* _WRITTEN PROBLEM_:
Using the records below, locate all lines containing "JSON" and return them.

________________________

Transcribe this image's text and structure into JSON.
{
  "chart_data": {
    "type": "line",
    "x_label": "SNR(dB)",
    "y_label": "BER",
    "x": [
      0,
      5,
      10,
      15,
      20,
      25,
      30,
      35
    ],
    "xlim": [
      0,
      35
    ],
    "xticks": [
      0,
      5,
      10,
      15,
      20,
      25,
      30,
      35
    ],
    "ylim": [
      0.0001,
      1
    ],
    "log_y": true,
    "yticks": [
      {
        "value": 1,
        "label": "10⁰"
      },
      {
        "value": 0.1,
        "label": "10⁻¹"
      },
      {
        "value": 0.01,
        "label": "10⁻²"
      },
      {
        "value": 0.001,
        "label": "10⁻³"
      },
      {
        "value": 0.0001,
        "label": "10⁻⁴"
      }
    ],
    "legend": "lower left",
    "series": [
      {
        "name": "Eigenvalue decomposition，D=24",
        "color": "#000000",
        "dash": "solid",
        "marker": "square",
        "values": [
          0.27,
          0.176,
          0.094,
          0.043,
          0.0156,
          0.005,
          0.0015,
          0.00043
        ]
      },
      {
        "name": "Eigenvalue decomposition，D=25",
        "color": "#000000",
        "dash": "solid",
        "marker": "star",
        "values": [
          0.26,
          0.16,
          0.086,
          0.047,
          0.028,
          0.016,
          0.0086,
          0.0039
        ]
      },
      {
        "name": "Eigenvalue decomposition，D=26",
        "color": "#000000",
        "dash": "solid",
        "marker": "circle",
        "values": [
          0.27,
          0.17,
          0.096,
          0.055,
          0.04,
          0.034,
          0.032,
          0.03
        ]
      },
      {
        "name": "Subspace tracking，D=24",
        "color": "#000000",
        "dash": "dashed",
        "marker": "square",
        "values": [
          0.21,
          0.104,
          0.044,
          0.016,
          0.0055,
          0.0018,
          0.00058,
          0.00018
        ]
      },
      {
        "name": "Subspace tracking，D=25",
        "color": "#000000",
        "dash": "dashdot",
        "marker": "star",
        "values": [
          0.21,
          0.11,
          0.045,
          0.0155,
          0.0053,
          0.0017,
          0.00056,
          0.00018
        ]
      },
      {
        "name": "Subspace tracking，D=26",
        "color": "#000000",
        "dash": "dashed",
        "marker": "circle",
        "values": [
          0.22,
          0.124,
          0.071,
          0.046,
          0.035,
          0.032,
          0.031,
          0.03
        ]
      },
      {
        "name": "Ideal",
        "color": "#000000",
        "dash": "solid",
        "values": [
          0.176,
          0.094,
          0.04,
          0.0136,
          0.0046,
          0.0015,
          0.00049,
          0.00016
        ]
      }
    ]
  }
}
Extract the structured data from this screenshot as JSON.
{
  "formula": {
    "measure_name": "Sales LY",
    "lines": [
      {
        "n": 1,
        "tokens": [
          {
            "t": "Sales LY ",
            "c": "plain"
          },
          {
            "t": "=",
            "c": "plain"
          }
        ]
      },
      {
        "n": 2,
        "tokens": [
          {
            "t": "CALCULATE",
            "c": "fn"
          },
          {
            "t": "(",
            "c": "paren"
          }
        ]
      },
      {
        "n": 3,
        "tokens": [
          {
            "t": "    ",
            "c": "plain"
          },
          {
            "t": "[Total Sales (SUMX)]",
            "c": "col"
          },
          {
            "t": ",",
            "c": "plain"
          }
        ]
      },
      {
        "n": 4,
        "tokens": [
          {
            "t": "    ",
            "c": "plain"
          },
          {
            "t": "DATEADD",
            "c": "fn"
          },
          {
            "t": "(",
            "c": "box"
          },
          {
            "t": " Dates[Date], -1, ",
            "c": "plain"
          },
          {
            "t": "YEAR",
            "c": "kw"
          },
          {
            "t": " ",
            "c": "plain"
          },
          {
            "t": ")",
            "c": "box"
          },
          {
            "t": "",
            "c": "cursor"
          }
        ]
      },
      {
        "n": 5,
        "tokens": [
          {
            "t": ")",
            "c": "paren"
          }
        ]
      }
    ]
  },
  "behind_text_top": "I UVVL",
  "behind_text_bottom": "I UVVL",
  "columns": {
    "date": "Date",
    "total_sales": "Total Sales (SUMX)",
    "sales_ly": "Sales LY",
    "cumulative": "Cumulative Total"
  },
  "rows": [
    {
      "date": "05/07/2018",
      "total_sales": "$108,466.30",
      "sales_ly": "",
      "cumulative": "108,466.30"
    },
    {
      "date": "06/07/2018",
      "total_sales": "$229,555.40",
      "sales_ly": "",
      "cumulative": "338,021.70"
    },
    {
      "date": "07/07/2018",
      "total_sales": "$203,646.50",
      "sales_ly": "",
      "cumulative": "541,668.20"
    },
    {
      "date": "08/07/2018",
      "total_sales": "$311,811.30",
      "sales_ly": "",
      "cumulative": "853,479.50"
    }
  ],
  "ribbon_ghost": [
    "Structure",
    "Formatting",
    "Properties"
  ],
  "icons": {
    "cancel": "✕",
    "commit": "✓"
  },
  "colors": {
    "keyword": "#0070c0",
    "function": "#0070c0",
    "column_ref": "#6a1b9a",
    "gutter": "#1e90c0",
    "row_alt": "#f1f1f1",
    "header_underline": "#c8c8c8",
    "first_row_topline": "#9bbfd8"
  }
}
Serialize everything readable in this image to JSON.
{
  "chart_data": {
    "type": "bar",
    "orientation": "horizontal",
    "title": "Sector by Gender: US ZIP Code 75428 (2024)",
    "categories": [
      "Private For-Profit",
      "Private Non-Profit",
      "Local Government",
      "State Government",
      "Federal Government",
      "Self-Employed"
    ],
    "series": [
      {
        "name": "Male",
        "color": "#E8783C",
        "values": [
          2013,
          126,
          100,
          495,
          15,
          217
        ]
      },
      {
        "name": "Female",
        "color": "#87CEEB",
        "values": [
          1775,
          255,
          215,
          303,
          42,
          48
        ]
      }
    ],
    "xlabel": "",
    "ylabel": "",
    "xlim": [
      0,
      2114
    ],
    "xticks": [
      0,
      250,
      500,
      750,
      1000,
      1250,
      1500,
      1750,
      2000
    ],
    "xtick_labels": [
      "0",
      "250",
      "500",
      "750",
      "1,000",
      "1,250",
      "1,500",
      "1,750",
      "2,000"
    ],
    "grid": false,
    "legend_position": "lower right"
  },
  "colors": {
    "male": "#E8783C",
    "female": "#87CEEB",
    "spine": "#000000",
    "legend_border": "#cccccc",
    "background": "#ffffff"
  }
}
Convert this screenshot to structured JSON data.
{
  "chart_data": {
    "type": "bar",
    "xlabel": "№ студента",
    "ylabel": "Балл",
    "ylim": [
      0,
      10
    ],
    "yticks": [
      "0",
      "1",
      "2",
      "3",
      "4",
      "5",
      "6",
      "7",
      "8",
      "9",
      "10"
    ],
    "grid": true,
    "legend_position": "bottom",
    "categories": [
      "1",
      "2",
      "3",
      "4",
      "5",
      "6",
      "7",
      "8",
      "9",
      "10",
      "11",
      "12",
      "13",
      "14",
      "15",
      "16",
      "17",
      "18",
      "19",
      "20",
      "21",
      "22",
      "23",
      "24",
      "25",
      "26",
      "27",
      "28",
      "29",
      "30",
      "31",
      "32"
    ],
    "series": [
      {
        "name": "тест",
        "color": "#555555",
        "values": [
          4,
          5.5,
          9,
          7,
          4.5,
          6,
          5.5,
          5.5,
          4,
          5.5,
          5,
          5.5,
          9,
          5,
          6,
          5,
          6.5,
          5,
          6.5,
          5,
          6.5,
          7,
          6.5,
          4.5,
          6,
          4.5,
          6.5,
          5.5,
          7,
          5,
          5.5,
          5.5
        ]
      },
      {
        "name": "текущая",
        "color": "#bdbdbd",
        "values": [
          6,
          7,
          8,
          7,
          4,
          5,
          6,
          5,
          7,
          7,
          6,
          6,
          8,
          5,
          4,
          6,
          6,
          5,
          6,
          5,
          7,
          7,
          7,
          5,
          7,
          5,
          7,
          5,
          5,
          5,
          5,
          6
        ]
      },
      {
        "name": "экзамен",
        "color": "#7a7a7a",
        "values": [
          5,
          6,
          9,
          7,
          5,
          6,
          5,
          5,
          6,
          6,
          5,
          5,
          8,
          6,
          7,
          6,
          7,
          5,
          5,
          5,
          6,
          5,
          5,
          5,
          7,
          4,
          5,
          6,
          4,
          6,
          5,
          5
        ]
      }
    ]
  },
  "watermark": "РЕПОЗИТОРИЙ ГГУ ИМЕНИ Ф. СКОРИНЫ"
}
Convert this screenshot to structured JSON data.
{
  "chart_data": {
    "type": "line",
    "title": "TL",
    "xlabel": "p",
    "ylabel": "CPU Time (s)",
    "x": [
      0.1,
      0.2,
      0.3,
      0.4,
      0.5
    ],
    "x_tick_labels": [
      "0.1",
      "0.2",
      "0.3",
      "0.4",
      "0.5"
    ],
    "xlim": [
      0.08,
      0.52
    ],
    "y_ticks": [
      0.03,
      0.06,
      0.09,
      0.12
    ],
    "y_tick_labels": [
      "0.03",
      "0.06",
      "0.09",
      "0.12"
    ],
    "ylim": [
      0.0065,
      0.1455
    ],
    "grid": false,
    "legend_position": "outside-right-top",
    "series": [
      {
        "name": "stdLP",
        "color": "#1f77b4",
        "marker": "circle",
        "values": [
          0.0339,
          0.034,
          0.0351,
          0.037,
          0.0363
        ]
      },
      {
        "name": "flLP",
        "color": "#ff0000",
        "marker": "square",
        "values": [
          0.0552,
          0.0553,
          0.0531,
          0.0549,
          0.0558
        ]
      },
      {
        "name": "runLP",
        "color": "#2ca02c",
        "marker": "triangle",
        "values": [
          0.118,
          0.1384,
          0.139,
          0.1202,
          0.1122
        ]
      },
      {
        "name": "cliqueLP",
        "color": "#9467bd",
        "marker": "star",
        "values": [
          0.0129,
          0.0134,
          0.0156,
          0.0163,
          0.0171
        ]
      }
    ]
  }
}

________________________

* _COMPLETED EXERCISE_:
Transcribe this image's text and structure into JSON.
Extract the structured data from this screenshot as JSON.
Serialize everything readable in this image to JSON.
Convert this screenshot to structured JSON data.
Convert this screenshot to structured JSON data.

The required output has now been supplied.